[Records]
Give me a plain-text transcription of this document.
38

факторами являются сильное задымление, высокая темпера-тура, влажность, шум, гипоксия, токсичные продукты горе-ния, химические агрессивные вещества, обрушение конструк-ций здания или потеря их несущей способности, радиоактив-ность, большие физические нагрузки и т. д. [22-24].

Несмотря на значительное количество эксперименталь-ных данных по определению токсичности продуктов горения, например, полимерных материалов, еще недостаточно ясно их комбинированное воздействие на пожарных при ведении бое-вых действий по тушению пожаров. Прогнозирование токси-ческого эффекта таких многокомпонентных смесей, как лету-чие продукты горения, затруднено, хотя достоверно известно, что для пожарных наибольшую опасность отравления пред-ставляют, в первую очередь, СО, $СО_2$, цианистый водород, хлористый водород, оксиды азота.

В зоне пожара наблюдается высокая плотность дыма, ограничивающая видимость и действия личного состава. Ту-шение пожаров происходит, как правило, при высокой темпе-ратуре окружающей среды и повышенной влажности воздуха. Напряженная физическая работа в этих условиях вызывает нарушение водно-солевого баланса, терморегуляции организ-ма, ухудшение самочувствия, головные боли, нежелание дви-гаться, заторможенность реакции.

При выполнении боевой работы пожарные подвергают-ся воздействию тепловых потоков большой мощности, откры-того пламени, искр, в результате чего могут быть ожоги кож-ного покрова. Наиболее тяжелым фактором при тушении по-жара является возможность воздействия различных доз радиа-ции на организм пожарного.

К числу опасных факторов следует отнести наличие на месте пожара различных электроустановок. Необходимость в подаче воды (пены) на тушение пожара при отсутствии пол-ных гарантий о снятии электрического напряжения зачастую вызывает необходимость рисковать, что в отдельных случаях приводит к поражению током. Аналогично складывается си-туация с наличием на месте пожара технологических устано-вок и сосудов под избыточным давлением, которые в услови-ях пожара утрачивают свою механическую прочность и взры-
---
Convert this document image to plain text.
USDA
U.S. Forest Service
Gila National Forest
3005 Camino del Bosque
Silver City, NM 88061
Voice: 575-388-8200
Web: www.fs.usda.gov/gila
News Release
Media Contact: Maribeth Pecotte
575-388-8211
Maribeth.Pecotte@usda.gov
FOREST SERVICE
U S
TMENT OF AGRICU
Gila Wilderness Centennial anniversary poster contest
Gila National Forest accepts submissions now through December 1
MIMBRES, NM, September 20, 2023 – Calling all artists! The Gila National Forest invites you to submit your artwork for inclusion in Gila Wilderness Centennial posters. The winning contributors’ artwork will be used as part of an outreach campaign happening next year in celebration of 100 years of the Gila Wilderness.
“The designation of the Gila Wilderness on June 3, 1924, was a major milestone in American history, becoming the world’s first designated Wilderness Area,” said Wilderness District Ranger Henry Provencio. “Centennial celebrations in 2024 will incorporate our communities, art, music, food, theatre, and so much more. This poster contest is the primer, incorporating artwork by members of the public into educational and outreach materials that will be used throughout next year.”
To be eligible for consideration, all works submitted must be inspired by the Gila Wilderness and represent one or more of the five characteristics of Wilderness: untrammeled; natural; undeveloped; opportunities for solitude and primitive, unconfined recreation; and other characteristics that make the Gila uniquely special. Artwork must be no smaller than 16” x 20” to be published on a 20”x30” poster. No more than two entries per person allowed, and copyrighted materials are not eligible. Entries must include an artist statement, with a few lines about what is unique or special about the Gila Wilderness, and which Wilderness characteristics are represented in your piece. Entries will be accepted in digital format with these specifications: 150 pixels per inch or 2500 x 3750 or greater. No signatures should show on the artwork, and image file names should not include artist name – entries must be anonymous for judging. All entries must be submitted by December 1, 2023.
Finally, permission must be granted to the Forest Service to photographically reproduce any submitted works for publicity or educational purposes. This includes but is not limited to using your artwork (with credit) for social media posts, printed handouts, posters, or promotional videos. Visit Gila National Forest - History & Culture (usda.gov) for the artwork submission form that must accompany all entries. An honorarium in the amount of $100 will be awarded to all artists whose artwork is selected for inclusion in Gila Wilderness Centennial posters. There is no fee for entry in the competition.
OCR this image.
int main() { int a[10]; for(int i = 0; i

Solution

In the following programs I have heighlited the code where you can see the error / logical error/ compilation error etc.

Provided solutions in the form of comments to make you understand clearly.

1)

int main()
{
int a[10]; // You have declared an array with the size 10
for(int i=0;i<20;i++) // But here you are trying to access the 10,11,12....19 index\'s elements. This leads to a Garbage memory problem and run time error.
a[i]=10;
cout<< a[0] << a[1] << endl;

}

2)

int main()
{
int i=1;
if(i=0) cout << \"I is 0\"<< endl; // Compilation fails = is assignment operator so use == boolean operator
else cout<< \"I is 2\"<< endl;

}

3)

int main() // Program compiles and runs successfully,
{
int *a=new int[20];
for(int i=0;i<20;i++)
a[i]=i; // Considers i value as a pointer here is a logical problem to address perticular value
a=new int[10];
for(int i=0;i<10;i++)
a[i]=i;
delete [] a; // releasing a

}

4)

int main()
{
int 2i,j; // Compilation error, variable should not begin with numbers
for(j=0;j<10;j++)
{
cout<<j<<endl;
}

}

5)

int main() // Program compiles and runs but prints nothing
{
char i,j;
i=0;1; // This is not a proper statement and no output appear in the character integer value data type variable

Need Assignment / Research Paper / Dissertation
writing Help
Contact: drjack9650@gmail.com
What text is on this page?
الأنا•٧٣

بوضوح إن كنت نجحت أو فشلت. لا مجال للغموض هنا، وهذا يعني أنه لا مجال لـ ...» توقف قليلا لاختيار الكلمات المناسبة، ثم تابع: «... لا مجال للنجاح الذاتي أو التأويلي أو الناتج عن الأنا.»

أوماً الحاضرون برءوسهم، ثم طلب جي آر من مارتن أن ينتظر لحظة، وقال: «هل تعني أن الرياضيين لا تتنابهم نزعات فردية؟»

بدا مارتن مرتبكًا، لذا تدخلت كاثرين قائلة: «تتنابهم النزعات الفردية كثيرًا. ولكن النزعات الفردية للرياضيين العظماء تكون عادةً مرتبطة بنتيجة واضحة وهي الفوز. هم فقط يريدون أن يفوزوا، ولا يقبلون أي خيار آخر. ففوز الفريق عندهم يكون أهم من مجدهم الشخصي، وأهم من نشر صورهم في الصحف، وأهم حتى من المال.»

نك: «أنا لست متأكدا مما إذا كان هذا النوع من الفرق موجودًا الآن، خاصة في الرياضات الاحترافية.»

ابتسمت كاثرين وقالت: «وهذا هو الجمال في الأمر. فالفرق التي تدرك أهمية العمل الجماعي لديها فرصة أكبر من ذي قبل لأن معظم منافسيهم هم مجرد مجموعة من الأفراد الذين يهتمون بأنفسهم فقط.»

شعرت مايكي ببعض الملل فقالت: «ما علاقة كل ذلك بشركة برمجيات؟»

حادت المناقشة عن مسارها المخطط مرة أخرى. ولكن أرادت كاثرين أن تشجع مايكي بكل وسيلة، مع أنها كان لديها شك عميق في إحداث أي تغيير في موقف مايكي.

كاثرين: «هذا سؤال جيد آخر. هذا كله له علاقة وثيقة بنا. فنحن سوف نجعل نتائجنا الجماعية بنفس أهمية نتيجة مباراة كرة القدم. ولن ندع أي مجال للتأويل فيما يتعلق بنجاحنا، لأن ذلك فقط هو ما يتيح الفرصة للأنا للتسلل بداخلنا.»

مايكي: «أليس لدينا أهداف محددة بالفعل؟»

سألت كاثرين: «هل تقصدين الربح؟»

# The request:
In the listing above, find each line with the word "December" and copy it.

# Finished exercise:
Gila National Forest accepts submissions now through December 1
To be eligible for consideration, all works submitted must be inspired by the Gila Wilderness and represent one or more of the five characteristics of Wilderness: untrammeled; natural; undeveloped; opportunities for solitude and primitive, unconfined recreation; and other characteristics that make the Gila uniquely special. Artwork must be no smaller than 16” x 20” to be published on a 20”x30” poster. No more than two entries per person allowed, and copyrighted materials are not eligible. Entries must include an artist statement, with a few lines about what is unique or special about the Gila Wilderness, and which Wilderness characteristics are represented in your piece. Entries will be accepted in digital format with these specifications: 150 pixels per inch or 2500 x 3750 or greater. No signatures should show on the artwork, and image file names should not include artist name – entries must be anonymous for judging. All entries must be submitted by December 1, 2023.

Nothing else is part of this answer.